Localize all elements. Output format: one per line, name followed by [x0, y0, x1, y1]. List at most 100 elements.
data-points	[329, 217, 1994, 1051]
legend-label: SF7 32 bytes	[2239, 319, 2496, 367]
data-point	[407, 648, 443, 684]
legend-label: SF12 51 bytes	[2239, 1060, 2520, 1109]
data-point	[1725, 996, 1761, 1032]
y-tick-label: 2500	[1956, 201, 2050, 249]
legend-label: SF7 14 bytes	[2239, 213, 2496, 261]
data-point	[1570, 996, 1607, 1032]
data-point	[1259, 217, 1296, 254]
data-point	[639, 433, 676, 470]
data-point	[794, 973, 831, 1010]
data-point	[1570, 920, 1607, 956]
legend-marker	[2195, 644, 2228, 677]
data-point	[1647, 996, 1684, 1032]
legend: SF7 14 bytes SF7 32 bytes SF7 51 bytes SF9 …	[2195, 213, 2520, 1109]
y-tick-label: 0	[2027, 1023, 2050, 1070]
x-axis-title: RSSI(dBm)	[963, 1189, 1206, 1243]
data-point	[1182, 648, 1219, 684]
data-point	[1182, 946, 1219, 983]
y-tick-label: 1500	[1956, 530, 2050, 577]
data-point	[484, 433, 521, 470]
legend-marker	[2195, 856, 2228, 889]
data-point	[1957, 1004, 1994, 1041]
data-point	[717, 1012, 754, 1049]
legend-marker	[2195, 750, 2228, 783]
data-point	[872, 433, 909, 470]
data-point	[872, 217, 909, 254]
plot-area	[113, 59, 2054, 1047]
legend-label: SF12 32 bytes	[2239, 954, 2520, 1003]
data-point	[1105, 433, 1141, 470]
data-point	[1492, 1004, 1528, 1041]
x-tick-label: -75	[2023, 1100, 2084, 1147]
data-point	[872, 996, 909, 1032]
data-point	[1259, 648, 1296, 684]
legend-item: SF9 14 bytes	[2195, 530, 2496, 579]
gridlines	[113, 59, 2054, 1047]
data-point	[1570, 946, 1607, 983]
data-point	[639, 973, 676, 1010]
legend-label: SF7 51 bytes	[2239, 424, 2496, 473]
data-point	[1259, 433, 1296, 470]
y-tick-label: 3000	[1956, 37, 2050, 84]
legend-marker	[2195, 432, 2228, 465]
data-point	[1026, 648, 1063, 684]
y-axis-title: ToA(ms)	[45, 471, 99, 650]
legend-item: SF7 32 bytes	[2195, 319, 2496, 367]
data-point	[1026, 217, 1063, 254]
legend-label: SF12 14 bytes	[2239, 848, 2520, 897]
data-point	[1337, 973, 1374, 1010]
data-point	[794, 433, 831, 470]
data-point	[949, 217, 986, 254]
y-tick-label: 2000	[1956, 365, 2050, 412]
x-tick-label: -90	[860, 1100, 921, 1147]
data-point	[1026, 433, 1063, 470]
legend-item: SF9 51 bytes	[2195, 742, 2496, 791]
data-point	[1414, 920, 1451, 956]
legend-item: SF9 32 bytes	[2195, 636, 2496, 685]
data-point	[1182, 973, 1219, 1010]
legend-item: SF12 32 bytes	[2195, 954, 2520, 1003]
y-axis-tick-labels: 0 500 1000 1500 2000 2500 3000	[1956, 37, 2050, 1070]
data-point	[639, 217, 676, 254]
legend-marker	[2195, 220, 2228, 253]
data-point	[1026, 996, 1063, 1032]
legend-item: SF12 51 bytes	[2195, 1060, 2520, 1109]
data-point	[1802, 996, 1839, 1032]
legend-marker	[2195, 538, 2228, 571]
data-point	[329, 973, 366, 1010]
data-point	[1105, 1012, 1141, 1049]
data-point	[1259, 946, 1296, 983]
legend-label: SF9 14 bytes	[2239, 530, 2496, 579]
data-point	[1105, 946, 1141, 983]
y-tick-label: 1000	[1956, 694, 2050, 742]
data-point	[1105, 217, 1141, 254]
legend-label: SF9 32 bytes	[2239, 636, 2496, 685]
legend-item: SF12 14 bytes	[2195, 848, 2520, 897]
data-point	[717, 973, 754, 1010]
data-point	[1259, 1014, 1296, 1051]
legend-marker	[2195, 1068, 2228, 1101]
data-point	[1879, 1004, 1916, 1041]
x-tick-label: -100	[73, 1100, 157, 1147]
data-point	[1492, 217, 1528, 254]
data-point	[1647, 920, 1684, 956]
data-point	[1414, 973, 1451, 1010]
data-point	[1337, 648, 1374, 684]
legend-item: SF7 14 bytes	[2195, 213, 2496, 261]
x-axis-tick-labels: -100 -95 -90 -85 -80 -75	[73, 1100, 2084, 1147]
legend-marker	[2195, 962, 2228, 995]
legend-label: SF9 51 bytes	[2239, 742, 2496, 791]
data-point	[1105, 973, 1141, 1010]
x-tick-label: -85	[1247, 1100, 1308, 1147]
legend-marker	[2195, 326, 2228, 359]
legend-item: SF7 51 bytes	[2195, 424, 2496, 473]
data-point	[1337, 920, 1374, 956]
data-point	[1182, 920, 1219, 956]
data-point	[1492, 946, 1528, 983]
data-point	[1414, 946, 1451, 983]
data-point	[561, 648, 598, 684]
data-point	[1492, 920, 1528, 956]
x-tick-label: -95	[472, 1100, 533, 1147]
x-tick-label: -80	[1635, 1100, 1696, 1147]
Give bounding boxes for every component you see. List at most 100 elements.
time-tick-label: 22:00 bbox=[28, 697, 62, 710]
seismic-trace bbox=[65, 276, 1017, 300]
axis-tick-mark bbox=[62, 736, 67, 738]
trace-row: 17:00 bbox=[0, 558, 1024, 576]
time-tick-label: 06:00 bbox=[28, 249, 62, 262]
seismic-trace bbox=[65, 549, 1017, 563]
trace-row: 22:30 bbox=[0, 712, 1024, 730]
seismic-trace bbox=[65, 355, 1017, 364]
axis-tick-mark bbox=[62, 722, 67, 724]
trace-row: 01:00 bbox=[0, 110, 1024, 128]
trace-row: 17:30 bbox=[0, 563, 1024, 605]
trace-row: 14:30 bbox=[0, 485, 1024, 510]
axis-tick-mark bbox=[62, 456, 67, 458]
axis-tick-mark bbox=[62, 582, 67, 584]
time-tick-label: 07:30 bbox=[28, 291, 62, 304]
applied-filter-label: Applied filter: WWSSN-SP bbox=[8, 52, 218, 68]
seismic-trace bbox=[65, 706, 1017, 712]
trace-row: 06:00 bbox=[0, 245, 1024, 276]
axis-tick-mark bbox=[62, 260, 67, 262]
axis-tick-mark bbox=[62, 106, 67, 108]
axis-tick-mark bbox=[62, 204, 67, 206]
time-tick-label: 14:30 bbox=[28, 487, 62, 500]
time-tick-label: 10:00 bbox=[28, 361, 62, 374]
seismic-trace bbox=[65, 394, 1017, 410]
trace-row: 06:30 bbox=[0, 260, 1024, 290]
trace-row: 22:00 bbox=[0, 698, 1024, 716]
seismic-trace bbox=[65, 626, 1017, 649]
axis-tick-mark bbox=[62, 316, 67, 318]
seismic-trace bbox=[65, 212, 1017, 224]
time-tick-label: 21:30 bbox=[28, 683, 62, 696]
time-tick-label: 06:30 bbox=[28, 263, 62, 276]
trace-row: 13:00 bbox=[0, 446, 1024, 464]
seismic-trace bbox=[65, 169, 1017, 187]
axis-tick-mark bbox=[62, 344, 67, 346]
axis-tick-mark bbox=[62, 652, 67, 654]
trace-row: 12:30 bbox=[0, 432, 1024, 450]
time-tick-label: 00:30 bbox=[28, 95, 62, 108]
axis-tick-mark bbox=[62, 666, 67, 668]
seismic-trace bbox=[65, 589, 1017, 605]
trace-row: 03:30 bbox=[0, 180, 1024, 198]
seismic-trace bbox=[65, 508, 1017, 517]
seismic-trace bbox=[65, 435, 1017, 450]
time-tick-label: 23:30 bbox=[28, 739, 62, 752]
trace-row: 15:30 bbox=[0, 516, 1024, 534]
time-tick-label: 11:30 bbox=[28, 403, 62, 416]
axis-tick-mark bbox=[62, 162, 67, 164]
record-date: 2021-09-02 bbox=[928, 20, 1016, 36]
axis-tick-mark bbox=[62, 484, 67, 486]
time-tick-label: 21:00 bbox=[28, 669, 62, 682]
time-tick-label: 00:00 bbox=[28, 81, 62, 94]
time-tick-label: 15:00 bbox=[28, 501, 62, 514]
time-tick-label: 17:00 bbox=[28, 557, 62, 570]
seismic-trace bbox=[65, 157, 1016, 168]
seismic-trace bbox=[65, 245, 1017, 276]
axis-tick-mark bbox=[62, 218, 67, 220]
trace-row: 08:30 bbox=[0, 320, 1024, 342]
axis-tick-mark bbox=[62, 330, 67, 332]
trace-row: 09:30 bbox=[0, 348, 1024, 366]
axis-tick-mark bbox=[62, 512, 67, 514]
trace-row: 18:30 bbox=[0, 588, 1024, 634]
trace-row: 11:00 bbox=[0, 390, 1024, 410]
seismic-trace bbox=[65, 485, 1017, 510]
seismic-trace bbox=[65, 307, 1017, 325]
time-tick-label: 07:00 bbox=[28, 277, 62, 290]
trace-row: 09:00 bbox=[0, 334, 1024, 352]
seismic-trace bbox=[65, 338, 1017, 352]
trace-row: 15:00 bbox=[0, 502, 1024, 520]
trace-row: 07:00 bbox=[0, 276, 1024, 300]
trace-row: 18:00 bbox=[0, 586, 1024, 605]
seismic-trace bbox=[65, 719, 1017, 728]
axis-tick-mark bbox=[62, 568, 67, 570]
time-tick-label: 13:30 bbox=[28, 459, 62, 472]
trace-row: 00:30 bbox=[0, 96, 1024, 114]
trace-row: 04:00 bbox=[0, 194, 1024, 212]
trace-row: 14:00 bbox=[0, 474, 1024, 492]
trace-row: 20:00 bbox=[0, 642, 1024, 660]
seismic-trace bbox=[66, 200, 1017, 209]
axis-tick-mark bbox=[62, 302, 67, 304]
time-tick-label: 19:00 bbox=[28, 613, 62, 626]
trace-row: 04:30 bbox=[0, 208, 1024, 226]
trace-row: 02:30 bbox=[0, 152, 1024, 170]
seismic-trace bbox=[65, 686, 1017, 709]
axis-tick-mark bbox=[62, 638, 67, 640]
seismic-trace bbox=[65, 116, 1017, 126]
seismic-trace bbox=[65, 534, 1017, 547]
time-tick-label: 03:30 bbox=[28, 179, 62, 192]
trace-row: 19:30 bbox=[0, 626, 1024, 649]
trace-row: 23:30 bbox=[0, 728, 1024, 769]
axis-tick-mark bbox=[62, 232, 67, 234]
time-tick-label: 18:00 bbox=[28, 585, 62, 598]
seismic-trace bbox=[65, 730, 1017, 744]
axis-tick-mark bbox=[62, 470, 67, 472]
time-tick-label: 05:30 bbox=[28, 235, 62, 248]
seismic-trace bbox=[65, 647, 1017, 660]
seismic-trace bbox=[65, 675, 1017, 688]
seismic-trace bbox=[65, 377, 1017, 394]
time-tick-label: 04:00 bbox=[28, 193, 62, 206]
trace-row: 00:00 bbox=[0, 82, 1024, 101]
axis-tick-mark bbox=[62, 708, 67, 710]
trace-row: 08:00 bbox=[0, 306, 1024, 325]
..............................
■ **Exercise description**: Convert the data, from its first line through the line containing "433, 1141, 470]" with both ends included, into a Markdown table with the columns Number and Line. Give each line its row number, include only that span, and leave out blank lines.

■ **Response below**:
| Number | Line |
|---|---|
| 1 | Localize all elements. Output format: one per line, name followed by [x0, y0, x1, y1]. List at most 100 elements. |
| 2 | data-points	[329, 217, 1994, 1051] |
| 3 | legend-label: SF7 32 bytes	[2239, 319, 2496, 367] |
| 4 | data-point	[407, 648, 443, 684] |
| 5 | legend-label: SF12 51 bytes	[2239, 1060, 2520, 1109] |
| 6 | data-point	[1725, 996, 1761, 1032] |
| 7 | y-tick-label: 2500	[1956, 201, 2050, 249] |
| 8 | legend-label: SF7 14 bytes	[2239, 213, 2496, 261] |
| 9 | data-point	[1570, 996, 1607, 1032] |
| 10 | data-point	[1259, 217, 1296, 254] |
| 11 | data-point	[639, 433, 676, 470] |
| 12 | data-point	[794, 973, 831, 1010] |
| 13 | data-point	[1570, 920, 1607, 956] |
| 14 | legend-marker	[2195, 644, 2228, 677] |
| 15 | data-point	[1647, 996, 1684, 1032] |
| 16 | legend: SF7 14 bytes SF7 32 bytes SF7 51 bytes SF9 …	[2195, 213, 2520, 1109] |
| 17 | y-tick-label: 0	[2027, 1023, 2050, 1070] |
| 18 | x-axis-title: RSSI(dBm)	[963, 1189, 1206, 1243] |
| 19 | data-point	[1182, 648, 1219, 684] |
| 20 | data-point	[1182, 946, 1219, 983] |
| 21 | y-tick-label: 1500	[1956, 530, 2050, 577] |
| 22 | data-point	[484, 433, 521, 470] |
| 23 | legend-marker	[2195, 856, 2228, 889] |
| 24 | data-point	[1957, 1004, 1994, 1041] |
| 25 | data-point	[717, 1012, 754, 1049] |
| 26 | legend-marker	[2195, 750, 2228, 783] |
| 27 | data-point	[872, 433, 909, 470] |
| 28 | data-point	[872, 217, 909, 254] |
| 29 | plot-area	[113, 59, 2054, 1047] |
| 30 | legend-label: SF12 32 bytes	[2239, 954, 2520, 1003] |
| 31 | data-point	[1105, 433, 1141, 470] |